EXERCISE INSTRUCTIONS
From the entries below, tally how many lines contain "Spalten" and report only that figure.

[Records from a data source]
◇ ◇ ◇

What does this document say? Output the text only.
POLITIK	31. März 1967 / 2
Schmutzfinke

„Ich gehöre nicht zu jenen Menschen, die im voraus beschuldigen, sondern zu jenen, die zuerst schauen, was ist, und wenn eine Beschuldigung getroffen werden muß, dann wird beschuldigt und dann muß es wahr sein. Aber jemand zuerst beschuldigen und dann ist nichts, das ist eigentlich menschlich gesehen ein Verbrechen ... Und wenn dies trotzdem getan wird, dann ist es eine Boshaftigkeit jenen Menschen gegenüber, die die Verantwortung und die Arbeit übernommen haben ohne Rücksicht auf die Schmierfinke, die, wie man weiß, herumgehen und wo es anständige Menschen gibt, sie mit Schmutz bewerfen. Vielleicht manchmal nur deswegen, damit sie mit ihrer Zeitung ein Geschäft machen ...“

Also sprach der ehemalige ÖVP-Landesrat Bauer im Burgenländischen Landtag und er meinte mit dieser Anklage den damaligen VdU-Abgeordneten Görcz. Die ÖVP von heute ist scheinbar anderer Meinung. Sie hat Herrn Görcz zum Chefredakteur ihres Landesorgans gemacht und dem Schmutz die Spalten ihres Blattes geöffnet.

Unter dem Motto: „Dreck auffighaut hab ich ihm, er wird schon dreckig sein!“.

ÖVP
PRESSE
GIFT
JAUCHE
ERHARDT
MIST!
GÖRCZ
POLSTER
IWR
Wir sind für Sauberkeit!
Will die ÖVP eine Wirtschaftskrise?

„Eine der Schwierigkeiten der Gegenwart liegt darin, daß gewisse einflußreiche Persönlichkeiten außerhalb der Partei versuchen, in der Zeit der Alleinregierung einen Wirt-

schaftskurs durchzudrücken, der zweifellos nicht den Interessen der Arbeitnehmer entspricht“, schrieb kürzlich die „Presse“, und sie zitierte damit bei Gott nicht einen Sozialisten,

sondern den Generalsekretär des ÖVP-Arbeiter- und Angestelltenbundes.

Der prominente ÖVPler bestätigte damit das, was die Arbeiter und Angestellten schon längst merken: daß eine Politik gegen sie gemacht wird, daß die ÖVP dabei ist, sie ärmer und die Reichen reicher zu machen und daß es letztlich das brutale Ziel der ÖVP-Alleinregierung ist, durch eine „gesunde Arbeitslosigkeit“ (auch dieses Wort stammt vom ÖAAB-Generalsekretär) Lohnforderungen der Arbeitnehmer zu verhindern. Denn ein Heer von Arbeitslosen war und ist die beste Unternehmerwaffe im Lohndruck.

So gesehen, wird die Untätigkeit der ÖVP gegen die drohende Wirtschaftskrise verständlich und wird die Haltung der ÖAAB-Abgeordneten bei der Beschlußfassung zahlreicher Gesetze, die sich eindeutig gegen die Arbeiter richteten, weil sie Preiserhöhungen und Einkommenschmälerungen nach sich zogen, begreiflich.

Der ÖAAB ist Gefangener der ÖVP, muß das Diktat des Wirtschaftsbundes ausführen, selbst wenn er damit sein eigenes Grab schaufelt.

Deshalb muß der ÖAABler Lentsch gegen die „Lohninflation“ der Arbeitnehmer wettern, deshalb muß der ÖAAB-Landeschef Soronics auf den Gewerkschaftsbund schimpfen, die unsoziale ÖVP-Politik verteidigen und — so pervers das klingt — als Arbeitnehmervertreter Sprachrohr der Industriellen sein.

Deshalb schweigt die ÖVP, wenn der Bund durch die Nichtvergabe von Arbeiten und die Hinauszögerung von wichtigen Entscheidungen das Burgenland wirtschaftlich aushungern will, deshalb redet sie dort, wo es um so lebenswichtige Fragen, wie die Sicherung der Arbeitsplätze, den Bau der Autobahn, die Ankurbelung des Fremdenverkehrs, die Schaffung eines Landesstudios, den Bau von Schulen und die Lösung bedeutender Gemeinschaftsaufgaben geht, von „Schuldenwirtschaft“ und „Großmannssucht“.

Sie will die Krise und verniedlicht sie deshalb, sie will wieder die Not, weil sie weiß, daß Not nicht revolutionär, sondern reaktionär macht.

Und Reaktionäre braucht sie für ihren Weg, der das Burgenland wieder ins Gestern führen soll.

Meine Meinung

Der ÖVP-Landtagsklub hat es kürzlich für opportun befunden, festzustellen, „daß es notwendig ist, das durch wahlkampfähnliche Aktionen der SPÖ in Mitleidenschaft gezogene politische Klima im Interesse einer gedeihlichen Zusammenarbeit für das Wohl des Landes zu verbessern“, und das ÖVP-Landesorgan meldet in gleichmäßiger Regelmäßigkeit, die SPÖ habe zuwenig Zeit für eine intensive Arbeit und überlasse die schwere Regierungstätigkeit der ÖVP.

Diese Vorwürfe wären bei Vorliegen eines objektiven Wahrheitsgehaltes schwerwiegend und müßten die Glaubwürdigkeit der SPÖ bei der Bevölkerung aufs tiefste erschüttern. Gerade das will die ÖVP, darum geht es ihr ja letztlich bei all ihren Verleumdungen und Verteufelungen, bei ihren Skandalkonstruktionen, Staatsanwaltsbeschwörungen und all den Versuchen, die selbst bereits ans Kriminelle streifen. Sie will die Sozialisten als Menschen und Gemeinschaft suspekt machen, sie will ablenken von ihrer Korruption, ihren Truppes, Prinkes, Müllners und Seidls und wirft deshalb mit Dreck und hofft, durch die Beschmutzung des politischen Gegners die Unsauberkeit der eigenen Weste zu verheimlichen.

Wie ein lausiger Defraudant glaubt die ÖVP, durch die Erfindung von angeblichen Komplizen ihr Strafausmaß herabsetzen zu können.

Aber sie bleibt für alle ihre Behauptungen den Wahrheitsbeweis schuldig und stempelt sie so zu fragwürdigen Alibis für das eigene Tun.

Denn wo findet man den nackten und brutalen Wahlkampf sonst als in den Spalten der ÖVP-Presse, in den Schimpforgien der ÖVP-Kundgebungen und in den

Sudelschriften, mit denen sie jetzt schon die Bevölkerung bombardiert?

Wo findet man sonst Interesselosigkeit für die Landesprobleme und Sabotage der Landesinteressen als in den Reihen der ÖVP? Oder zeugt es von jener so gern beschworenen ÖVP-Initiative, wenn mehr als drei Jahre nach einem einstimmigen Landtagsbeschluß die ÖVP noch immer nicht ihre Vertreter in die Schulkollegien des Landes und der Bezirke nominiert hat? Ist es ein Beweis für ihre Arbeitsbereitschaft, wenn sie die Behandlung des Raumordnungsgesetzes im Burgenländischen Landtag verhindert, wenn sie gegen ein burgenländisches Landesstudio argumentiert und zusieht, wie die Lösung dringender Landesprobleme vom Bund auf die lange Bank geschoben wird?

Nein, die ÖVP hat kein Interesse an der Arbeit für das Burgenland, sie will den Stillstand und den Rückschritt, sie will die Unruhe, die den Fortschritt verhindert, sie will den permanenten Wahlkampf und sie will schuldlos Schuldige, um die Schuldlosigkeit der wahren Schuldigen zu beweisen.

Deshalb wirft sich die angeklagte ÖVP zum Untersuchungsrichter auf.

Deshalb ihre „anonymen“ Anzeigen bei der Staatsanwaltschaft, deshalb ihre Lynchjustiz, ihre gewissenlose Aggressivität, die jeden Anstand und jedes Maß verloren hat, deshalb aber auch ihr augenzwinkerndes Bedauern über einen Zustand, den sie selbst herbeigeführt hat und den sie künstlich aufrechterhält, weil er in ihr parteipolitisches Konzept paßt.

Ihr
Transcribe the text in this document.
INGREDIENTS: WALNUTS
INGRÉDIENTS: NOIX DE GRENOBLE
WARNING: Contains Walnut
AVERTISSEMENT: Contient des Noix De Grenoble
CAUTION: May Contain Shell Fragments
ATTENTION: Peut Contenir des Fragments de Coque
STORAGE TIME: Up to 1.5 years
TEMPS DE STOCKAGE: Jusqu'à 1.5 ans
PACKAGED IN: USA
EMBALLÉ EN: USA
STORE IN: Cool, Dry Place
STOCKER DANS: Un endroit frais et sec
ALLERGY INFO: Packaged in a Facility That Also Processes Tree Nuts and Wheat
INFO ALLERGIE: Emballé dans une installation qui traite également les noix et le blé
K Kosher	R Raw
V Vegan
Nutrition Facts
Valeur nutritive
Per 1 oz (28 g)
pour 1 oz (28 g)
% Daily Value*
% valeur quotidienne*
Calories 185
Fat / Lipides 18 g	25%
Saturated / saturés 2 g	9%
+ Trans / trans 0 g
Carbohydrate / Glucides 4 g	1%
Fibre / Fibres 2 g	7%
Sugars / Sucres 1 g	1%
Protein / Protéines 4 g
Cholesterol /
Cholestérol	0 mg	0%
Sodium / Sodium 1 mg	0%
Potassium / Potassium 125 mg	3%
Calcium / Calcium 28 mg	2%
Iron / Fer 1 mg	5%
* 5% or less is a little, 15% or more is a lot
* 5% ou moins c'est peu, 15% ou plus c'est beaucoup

◇ ◇ ◇

EXERCISE SOLUTION
2